» Activity:
What lines below contain the word "content"? Please pull each one out.

» Data for this task:
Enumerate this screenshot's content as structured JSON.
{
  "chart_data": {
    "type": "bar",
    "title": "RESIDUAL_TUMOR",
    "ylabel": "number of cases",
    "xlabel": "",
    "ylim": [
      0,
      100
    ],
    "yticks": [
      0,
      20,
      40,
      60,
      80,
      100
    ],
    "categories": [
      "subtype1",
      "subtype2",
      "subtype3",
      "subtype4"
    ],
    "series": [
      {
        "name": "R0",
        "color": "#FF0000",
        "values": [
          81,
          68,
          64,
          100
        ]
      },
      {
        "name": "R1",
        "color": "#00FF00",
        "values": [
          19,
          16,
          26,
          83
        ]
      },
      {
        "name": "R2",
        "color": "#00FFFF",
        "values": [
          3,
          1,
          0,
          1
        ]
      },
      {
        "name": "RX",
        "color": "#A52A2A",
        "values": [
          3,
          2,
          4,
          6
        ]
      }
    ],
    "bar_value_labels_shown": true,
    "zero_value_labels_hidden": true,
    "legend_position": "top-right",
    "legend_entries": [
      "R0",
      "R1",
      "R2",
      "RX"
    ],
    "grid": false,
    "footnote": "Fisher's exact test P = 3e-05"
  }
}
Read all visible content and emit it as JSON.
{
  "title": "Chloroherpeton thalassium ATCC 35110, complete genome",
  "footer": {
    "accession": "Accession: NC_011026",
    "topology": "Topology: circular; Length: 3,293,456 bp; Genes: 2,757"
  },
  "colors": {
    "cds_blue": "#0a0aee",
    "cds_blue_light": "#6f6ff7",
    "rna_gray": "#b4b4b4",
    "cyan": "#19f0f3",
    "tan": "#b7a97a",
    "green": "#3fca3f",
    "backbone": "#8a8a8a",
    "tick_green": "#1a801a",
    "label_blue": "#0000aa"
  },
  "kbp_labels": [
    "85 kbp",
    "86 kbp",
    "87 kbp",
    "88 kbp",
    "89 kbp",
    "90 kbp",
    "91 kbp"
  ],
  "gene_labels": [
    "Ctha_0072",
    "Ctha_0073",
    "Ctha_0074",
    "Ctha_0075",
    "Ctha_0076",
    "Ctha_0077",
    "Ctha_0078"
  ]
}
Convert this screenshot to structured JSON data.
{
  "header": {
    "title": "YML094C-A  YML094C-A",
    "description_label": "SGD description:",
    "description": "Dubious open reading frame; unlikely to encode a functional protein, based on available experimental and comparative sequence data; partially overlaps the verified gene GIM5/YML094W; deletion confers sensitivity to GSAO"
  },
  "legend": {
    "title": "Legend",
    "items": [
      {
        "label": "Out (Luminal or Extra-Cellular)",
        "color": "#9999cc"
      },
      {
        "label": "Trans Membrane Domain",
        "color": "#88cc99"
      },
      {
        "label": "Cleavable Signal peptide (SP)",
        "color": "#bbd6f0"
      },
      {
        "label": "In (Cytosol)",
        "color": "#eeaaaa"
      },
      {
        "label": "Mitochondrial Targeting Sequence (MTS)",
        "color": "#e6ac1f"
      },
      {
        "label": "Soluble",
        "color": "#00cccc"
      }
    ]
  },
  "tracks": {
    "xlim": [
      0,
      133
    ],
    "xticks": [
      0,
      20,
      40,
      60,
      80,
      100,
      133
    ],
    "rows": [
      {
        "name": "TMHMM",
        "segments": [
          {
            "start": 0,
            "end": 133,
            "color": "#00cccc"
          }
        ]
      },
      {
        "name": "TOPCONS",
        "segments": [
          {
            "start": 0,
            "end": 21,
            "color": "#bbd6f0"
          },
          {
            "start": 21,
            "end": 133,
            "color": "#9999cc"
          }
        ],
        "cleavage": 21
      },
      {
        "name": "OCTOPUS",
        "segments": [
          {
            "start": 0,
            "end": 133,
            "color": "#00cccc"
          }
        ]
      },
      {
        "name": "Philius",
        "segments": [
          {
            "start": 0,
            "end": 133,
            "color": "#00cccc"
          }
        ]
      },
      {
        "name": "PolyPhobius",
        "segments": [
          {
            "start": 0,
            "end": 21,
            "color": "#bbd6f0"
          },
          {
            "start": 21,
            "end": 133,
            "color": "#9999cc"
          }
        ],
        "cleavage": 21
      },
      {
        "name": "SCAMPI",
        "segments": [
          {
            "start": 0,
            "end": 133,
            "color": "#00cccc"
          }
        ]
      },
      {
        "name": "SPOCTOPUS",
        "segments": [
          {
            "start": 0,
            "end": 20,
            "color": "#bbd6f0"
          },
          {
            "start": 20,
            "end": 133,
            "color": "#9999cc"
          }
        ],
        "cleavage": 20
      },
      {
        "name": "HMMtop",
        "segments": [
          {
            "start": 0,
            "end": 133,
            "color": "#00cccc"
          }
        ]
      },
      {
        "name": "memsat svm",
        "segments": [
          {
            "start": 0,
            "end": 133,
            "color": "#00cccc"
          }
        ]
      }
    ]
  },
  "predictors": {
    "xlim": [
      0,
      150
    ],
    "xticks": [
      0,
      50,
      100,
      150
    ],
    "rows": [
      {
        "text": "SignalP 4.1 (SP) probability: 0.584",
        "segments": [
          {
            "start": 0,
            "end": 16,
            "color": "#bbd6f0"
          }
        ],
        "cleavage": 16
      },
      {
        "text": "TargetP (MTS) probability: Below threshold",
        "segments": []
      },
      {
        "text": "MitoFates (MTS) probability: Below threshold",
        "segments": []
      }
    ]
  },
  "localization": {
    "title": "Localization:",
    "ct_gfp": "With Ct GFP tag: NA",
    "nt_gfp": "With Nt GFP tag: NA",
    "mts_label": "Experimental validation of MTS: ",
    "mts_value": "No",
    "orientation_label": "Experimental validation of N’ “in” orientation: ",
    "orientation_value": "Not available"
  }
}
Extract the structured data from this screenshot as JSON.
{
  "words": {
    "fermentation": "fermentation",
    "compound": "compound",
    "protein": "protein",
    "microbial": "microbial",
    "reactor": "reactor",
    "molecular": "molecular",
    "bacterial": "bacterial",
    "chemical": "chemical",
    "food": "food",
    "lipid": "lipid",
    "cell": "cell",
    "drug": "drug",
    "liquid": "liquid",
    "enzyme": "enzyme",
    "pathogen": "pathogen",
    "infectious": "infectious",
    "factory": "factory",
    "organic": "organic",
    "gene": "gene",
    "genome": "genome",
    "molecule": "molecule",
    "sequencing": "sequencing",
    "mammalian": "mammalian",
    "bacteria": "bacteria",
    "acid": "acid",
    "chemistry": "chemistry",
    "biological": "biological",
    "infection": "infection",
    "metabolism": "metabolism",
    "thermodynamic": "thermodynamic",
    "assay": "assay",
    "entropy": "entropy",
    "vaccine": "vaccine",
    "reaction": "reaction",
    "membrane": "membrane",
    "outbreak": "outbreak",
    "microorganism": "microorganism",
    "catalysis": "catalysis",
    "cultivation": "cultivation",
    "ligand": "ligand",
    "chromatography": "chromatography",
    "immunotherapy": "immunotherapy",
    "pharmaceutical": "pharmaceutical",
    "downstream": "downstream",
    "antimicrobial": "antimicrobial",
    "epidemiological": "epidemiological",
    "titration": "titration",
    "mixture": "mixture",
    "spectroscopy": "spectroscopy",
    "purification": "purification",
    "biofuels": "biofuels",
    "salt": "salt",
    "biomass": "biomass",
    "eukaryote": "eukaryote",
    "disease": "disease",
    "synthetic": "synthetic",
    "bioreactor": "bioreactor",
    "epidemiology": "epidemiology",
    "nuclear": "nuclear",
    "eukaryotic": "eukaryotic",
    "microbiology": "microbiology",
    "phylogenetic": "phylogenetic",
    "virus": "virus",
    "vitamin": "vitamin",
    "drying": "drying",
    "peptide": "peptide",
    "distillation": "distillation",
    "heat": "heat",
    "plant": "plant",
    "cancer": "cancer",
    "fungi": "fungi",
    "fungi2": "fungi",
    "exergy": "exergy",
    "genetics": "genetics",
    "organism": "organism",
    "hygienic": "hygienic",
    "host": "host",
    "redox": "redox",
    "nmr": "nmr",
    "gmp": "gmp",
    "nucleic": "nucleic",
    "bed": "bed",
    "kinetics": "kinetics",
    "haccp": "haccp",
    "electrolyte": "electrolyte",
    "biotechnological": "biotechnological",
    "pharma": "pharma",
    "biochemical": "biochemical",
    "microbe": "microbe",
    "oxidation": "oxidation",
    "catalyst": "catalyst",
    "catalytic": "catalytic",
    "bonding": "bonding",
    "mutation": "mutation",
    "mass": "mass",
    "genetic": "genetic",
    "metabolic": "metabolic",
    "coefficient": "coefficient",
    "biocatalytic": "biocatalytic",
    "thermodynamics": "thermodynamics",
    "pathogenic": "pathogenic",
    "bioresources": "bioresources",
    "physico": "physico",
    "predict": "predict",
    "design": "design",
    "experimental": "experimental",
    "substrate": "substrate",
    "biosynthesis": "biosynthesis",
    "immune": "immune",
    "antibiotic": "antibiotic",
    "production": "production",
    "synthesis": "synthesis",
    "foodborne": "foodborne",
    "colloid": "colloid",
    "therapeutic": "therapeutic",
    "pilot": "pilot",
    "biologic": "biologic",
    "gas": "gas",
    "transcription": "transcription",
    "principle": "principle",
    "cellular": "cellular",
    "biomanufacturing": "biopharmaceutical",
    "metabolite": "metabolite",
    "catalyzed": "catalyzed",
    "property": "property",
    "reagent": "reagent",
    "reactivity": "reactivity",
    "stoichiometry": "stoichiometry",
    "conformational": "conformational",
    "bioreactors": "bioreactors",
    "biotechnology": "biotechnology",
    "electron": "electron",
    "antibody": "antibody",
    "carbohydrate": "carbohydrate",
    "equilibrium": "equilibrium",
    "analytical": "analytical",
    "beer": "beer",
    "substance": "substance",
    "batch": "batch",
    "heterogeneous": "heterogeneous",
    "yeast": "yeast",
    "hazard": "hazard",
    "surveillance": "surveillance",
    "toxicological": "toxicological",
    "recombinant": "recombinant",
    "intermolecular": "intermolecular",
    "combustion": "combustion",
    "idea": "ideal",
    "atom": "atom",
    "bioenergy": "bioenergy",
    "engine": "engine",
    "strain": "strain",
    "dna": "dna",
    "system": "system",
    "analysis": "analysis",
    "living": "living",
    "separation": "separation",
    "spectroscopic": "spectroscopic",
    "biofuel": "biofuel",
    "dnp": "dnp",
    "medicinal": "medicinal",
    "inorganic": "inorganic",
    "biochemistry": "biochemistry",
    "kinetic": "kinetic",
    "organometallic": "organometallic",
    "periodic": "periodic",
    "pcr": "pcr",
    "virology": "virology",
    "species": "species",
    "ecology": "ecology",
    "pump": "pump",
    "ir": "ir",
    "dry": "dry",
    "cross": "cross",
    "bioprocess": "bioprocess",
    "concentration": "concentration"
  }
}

» Your solution:
Enumerate this screenshot's content as structured JSON.
Read all visible content and emit it as JSON.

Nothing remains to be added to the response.